Pull out every line containing the string "this".

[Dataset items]
________
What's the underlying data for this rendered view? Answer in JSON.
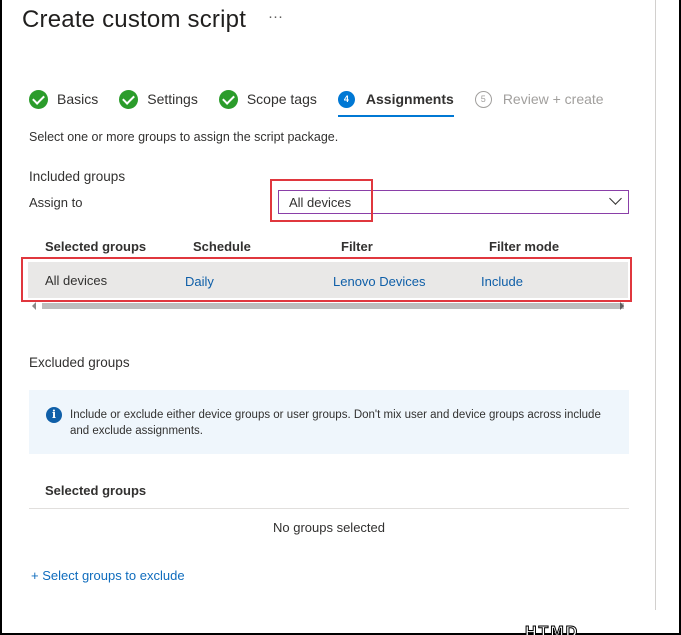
{
  "page": {
    "title": "Create custom script",
    "more": "···"
  },
  "wizard": {
    "steps": [
      {
        "label": "Basics",
        "state": "done"
      },
      {
        "label": "Settings",
        "state": "done"
      },
      {
        "label": "Scope tags",
        "state": "done"
      },
      {
        "label": "Assignments",
        "state": "active",
        "number": "4"
      },
      {
        "label": "Review + create",
        "state": "todo",
        "number": "5"
      }
    ]
  },
  "assignments": {
    "description": "Select one or more groups to assign the script package.",
    "included_label": "Included groups",
    "assign_to_label": "Assign to",
    "assign_to_value": "All devices",
    "table": {
      "headers": [
        "Selected groups",
        "Schedule",
        "Filter",
        "Filter mode"
      ],
      "row": [
        "All devices",
        "Daily",
        "Lenovo Devices",
        "Include"
      ]
    },
    "excluded_label": "Excluded groups",
    "info_text": "Include or exclude either device groups or user groups. Don't mix user and device groups across include and exclude assignments.",
    "excluded_table": {
      "header": "Selected groups",
      "empty": "No groups selected"
    },
    "exclude_link": "+ Select groups to exclude"
  },
  "colors": {
    "check_green": "#2b9c2b",
    "accent_blue": "#0078d4",
    "highlight_red": "#e0373e",
    "select_border": "#8a3fa8"
  },
  "watermark": "HTMD"
}
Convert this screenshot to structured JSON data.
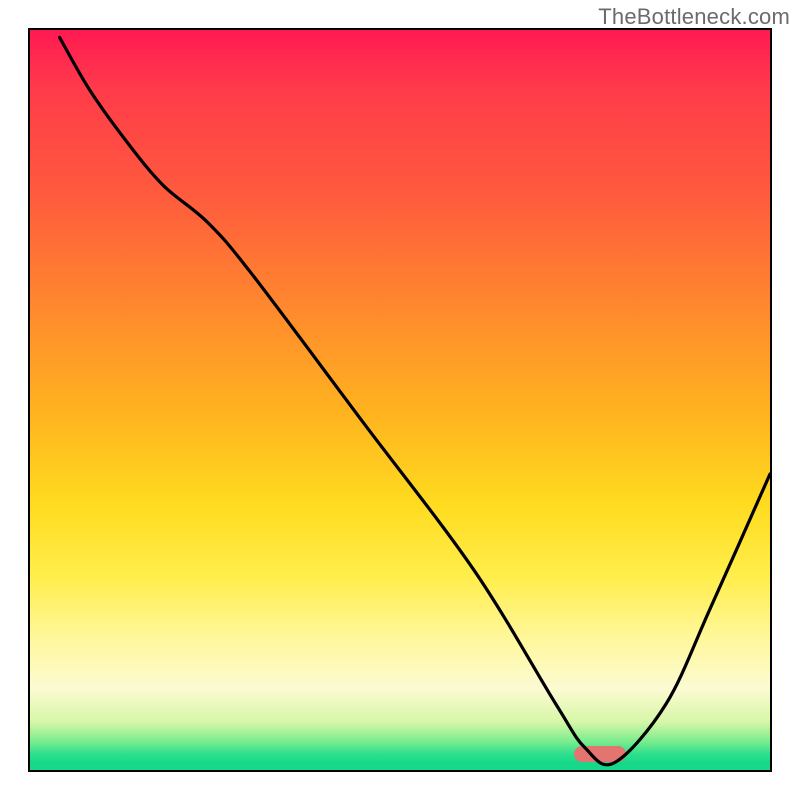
________
# Final result:
What's the underlying data for this rendered view? Answer in JSON.
Convert this screenshot to structured JSON data.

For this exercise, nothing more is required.